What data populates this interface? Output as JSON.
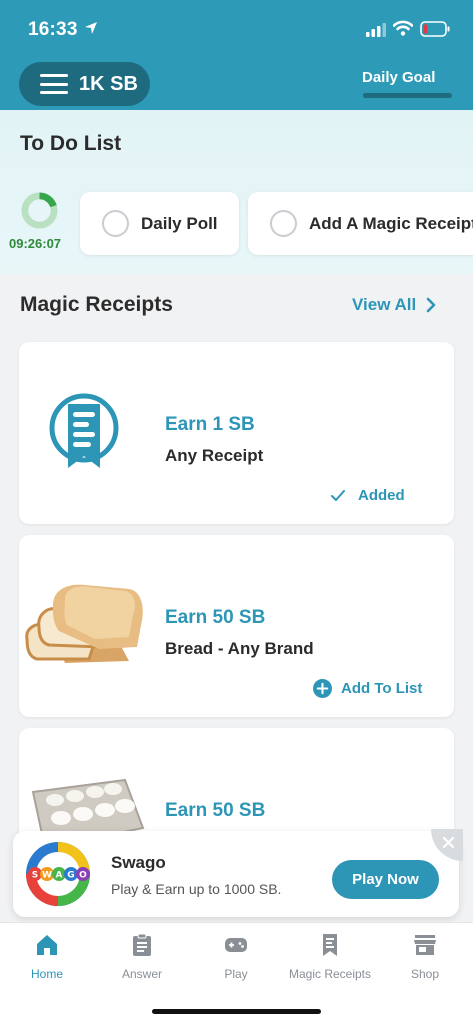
{
  "status_bar": {
    "time": "16:33"
  },
  "header": {
    "balance_label": "1K SB",
    "tab_daily_goal": "Daily Goal"
  },
  "todo": {
    "title": "To Do List",
    "timer": "09:26:07",
    "items": [
      {
        "label": "Daily Poll"
      },
      {
        "label": "Add A Magic Receipt"
      }
    ]
  },
  "magic_receipts": {
    "title": "Magic Receipts",
    "view_all": "View All",
    "offers": [
      {
        "earn": "Earn 1 SB",
        "desc": "Any Receipt",
        "action": "Added",
        "image": "receipt-badge-icon"
      },
      {
        "earn": "Earn 50 SB",
        "desc": "Bread - Any Brand",
        "action": "Add To List",
        "image": "bread-image"
      },
      {
        "earn": "Earn 50 SB",
        "image": "eggs-image"
      }
    ]
  },
  "ad": {
    "logo_text": "SWAGO",
    "title": "Swago",
    "subtitle": "Play & Earn up to 1000 SB.",
    "button": "Play Now"
  },
  "bottom_nav": {
    "items": [
      {
        "label": "Home",
        "icon": "home-icon",
        "active": true
      },
      {
        "label": "Answer",
        "icon": "clipboard-icon"
      },
      {
        "label": "Play",
        "icon": "gamepad-icon"
      },
      {
        "label": "Magic Receipts",
        "icon": "receipt-icon"
      },
      {
        "label": "Shop",
        "icon": "store-icon"
      }
    ]
  },
  "colors": {
    "brand": "#2d9bb8",
    "brand_dark": "#1e6b80",
    "accent_text": "#2d95b6",
    "timer_green": "#2f8a3a"
  }
}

......

The task: Your task is to repeat the material above exactly, without its pictures.

Written answer:
What data populates this interface? Output as JSON.
{
  "status_bar": {
    "time": "16:33"
  },
  "header": {
    "balance_label": "1K SB",
    "tab_daily_goal": "Daily Goal"
  },
  "todo": {
    "title": "To Do List",
    "timer": "09:26:07",
    "items": [
      {
        "label": "Daily Poll"
      },
      {
        "label": "Add A Magic Receipt"
      }
    ]
  },
  "magic_receipts": {
    "title": "Magic Receipts",
    "view_all": "View All",
    "offers": [
      {
        "earn": "Earn 1 SB",
        "desc": "Any Receipt",
        "action": "Added",
        "image": "receipt-badge-icon"
      },
      {
        "earn": "Earn 50 SB",
        "desc": "Bread - Any Brand",
        "action": "Add To List",
        "image": "bread-image"
      },
      {
        "earn": "Earn 50 SB",
        "image": "eggs-image"
      }
    ]
  },
  "ad": {
    "logo_text": "SWAGO",
    "title": "Swago",
    "subtitle": "Play & Earn up to 1000 SB.",
    "button": "Play Now"
  },
  "bottom_nav": {
    "items": [
      {
        "label": "Home",
        "icon": "home-icon",
        "active": true
      },
      {
        "label": "Answer",
        "icon": "clipboard-icon"
      },
      {
        "label": "Play",
        "icon": "gamepad-icon"
      },
      {
        "label": "Magic Receipts",
        "icon": "receipt-icon"
      },
      {
        "label": "Shop",
        "icon": "store-icon"
      }
    ]
  },
  "colors": {
    "brand": "#2d9bb8",
    "brand_dark": "#1e6b80",
    "accent_text": "#2d95b6",
    "timer_green": "#2f8a3a"
  }
}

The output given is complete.